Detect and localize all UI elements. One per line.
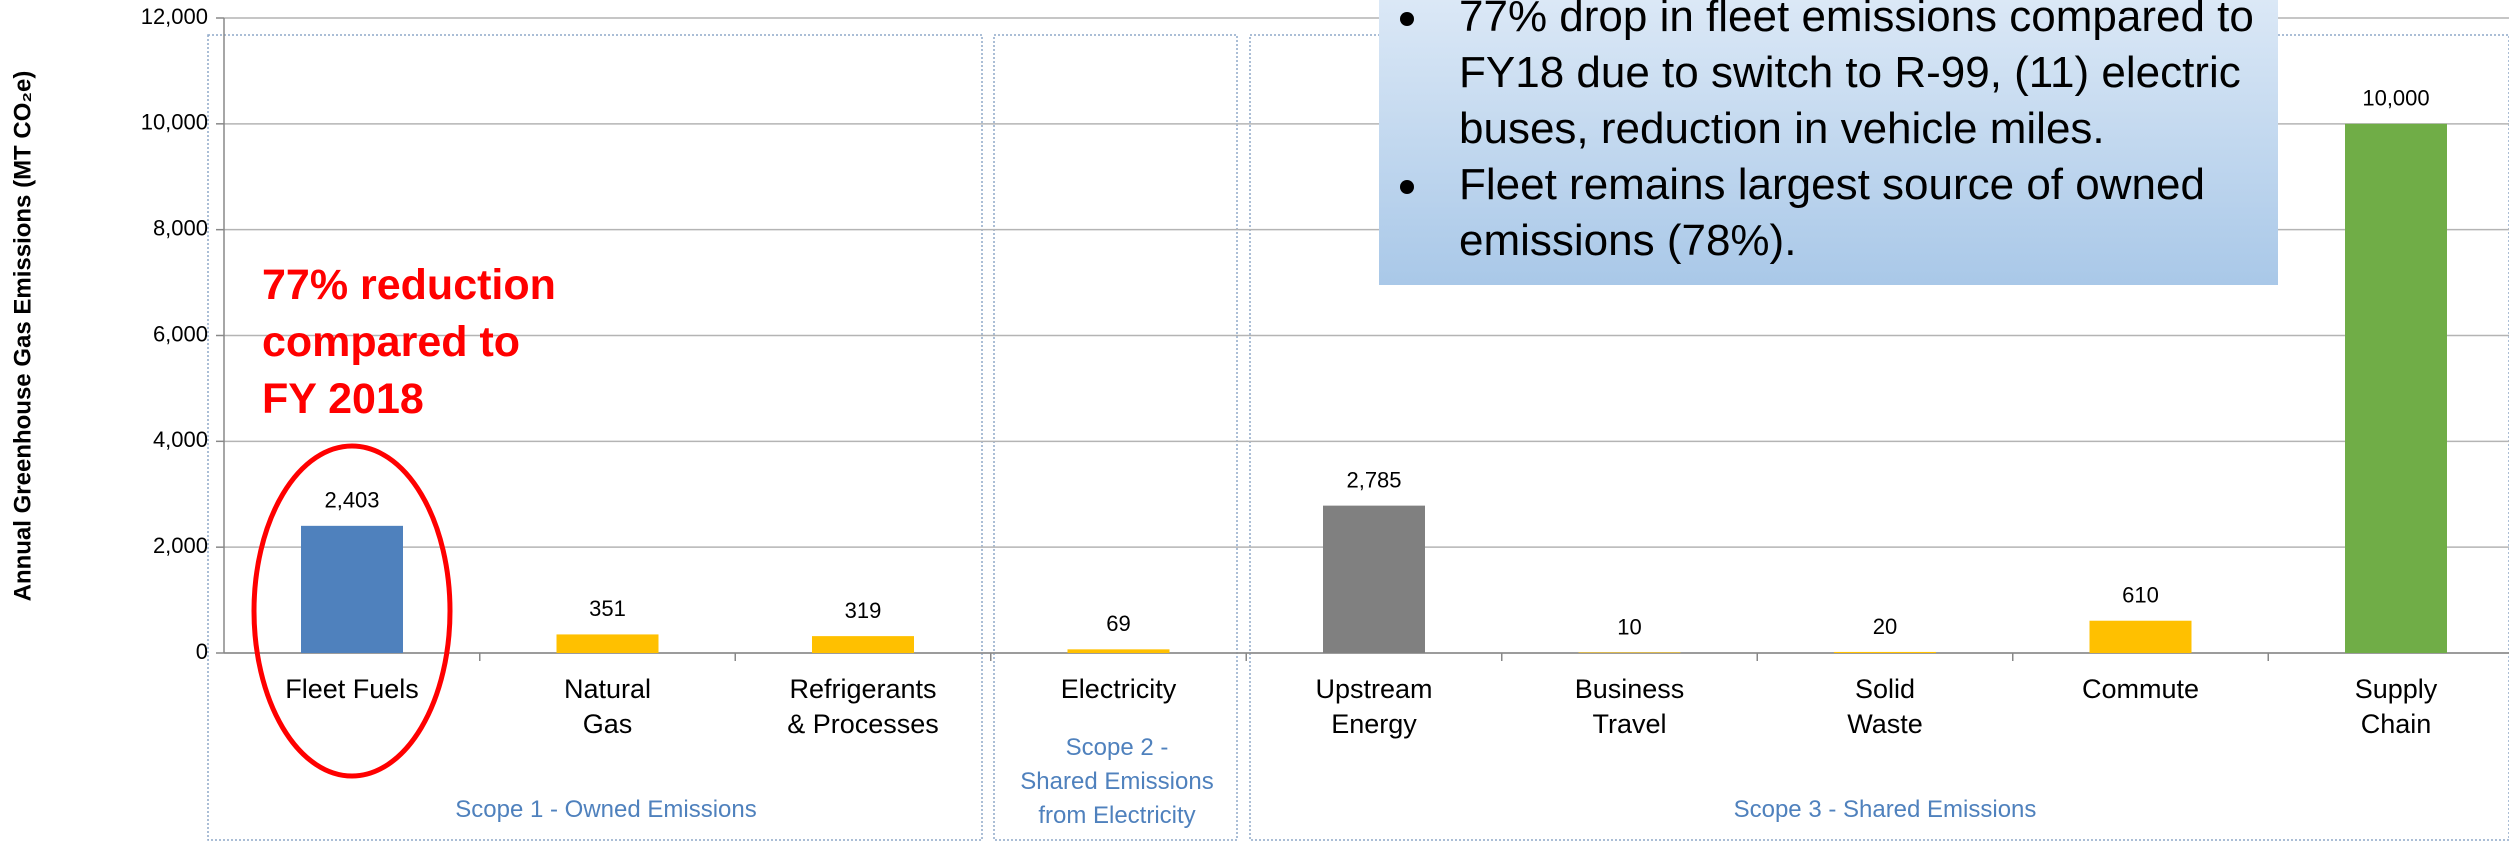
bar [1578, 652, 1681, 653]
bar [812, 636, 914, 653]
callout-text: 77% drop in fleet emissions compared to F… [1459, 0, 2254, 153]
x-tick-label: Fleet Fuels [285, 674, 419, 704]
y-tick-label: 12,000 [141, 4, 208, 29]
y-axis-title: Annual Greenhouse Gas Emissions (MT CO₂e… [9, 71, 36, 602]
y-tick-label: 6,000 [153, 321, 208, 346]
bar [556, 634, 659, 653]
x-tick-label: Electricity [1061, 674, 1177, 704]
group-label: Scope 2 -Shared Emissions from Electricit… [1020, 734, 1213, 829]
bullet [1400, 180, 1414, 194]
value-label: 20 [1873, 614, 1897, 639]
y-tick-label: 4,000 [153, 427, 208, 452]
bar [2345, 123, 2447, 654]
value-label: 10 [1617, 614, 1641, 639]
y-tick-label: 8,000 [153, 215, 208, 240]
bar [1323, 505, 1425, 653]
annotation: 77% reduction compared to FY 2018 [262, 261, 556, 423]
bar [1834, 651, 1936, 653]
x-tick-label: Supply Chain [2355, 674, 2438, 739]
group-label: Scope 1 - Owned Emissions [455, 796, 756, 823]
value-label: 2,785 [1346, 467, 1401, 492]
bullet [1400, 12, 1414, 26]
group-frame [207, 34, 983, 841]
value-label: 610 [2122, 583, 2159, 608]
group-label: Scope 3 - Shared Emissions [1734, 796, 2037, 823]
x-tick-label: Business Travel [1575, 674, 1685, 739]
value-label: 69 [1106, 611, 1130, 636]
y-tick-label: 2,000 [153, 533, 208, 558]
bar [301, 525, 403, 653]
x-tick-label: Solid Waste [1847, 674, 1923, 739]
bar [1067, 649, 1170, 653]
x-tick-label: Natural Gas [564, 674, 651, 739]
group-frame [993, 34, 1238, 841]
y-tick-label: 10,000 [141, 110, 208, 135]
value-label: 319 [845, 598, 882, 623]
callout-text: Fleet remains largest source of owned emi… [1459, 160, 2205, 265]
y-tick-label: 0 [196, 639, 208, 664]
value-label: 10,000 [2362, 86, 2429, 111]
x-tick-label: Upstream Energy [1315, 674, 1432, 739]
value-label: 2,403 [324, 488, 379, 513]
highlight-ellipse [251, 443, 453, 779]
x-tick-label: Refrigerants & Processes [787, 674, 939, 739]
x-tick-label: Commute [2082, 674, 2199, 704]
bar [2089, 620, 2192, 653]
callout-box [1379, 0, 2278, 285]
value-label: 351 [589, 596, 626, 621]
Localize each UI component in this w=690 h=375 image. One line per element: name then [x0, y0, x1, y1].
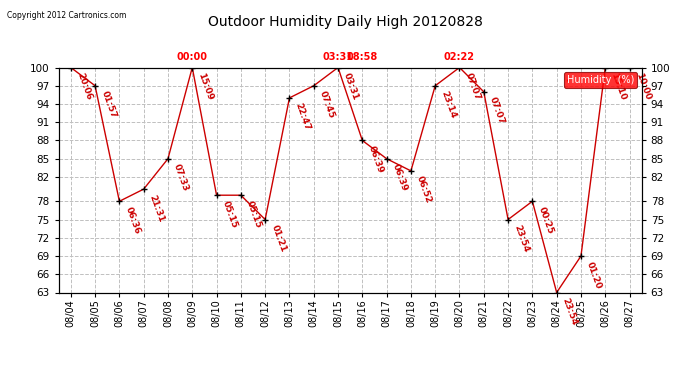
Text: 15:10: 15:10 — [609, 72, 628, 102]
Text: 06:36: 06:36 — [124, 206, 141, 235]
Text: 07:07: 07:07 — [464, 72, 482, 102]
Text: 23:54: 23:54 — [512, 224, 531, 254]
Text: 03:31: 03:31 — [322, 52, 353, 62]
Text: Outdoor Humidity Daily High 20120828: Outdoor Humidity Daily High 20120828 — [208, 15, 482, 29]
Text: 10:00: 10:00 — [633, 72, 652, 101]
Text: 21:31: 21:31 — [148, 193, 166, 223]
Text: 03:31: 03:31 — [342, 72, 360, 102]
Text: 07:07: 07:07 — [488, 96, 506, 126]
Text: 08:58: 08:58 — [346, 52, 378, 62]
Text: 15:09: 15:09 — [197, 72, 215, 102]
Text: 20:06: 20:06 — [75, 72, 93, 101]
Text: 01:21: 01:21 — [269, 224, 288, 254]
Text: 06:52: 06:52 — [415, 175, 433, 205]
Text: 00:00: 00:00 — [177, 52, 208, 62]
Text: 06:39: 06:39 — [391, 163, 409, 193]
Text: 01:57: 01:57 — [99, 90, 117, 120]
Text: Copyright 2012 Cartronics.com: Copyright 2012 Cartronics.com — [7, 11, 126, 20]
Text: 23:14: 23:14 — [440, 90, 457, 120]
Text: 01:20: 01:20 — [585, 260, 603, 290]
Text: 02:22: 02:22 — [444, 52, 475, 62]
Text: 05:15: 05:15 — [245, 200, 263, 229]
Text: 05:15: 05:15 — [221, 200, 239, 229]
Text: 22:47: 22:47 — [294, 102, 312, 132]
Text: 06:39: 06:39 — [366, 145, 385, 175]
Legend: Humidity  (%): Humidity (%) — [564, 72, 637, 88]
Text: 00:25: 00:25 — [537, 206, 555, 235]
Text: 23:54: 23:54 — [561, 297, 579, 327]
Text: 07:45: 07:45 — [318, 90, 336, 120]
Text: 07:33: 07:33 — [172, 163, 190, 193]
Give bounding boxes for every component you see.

......

Could you recast all of the material above as a numbered list with one line per item, skipping any blank lines and leaving out the pictures?

1. Detect and localize all UI elements. One per line.
2. bar [1578, 652, 1681, 653]
3. bar [812, 636, 914, 653]
4. callout-text: 77% drop in fleet emissions compared to F… [1459, 0, 2254, 153]
5. x-tick-label: Fleet Fuels [285, 674, 419, 704]
6. y-tick-label: 12,000 [141, 4, 208, 29]
7. y-axis-title: Annual Greenhouse Gas Emissions (MT CO₂e… [9, 71, 36, 602]
8. y-tick-label: 6,000 [153, 321, 208, 346]
9. bar [556, 634, 659, 653]
10. x-tick-label: Electricity [1061, 674, 1177, 704]
11. group-label: Scope 2 -Shared Emissions from Electricit… [1020, 734, 1213, 829]
12. bullet [1400, 180, 1414, 194]
13. value-label: 20 [1873, 614, 1897, 639]
14. y-tick-label: 4,000 [153, 427, 208, 452]
15. bar [2345, 123, 2447, 654]
16. value-label: 10 [1617, 614, 1641, 639]
17. y-tick-label: 8,000 [153, 215, 208, 240]
18. bar [1323, 505, 1425, 653]
19. annotation: 77% reduction compared to FY 2018 [262, 261, 556, 423]
20. bar [1834, 651, 1936, 653]
21. x-tick-label: Supply Chain [2355, 674, 2438, 739]
22. group-label: Scope 1 - Owned Emissions [455, 796, 756, 823]
23. value-label: 2,785 [1346, 467, 1401, 492]
24. bullet [1400, 12, 1414, 26]
25. group-frame [207, 34, 983, 841]
26. value-label: 610 [2122, 583, 2159, 608]
27. group-label: Scope 3 - Shared Emissions [1734, 796, 2037, 823]
28. x-tick-label: Business Travel [1575, 674, 1685, 739]
29. value-label: 69 [1106, 611, 1130, 636]
30. y-tick-label: 2,000 [153, 533, 208, 558]
31. bar [301, 525, 403, 653]
32. x-tick-label: Solid Waste [1847, 674, 1923, 739]
33. bar [1067, 649, 1170, 653]
34. x-tick-label: Natural Gas [564, 674, 651, 739]
35. group-frame [993, 34, 1238, 841]
36. y-tick-label: 10,000 [141, 110, 208, 135]
37. value-label: 319 [845, 598, 882, 623]
38. callout-text: Fleet remains largest source of owned emi… [1459, 160, 2205, 265]
39. y-tick-label: 0 [196, 639, 208, 664]
40. value-label: 10,000 [2362, 86, 2429, 111]
41. x-tick-label: Upstream Energy [1315, 674, 1432, 739]
42. value-label: 2,403 [324, 488, 379, 513]
43. highlight-ellipse [251, 443, 453, 779]
44. x-tick-label: Refrigerants & Processes [787, 674, 939, 739]
45. x-tick-label: Commute [2082, 674, 2199, 704]
46. bar [2089, 620, 2192, 653]
47. callout-box [1379, 0, 2278, 285]
48. value-label: 351 [589, 596, 626, 621]
49. Localize each UI component in this w=690 h=375 image. One line per element: name then [x0, y0, x1, y1].
50. Text: 15:10: 15:10 — [609, 72, 628, 102]
51. Text: 06:36: 06:36 — [124, 206, 141, 235]
52. Text: 07:07: 07:07 — [464, 72, 482, 102]
53. Text: 23:54: 23:54 — [512, 224, 531, 254]
54. Text: 03:31: 03:31 — [322, 52, 353, 62]
55. Text: Outdoor Humidity Daily High 20120828: Outdoor Humidity Daily High 20120828 — [208, 15, 482, 29]
56. Text: 10:00: 10:00 — [633, 72, 652, 101]
57. Text: 21:31: 21:31 — [148, 193, 166, 223]
58. Text: 03:31: 03:31 — [342, 72, 360, 102]
59. Text: 07:07: 07:07 — [488, 96, 506, 126]
60. Text: 08:58: 08:58 — [346, 52, 378, 62]
61. Text: 15:09: 15:09 — [197, 72, 215, 102]
62. Text: 20:06: 20:06 — [75, 72, 93, 101]
63. Text: 01:21: 01:21 — [269, 224, 288, 254]
64. Text: 06:52: 06:52 — [415, 175, 433, 205]
65. Text: 00:00: 00:00 — [177, 52, 208, 62]
66. Text: 06:39: 06:39 — [391, 163, 409, 193]
67. Text: 01:57: 01:57 — [99, 90, 117, 120]
68. Text: Copyright 2012 Cartronics.com: Copyright 2012 Cartronics.com — [7, 11, 126, 20]
69. Text: 23:14: 23:14 — [440, 90, 457, 120]
70. Text: 01:20: 01:20 — [585, 260, 603, 290]
71. Text: 02:22: 02:22 — [444, 52, 475, 62]
72. Text: 05:15: 05:15 — [245, 200, 263, 229]
73. Text: 05:15: 05:15 — [221, 200, 239, 229]
74. Text: 22:47: 22:47 — [294, 102, 312, 132]
75. Text: 06:39: 06:39 — [366, 145, 385, 175]
76. Legend: Humidity  (%): Humidity (%) — [564, 72, 637, 88]
77. Text: 00:25: 00:25 — [537, 206, 555, 235]
78. Text: 23:54: 23:54 — [561, 297, 579, 327]
79. Text: 07:45: 07:45 — [318, 90, 336, 120]
80. Text: 07:33: 07:33 — [172, 163, 190, 193]
81. Give bounding boxes for every component you see.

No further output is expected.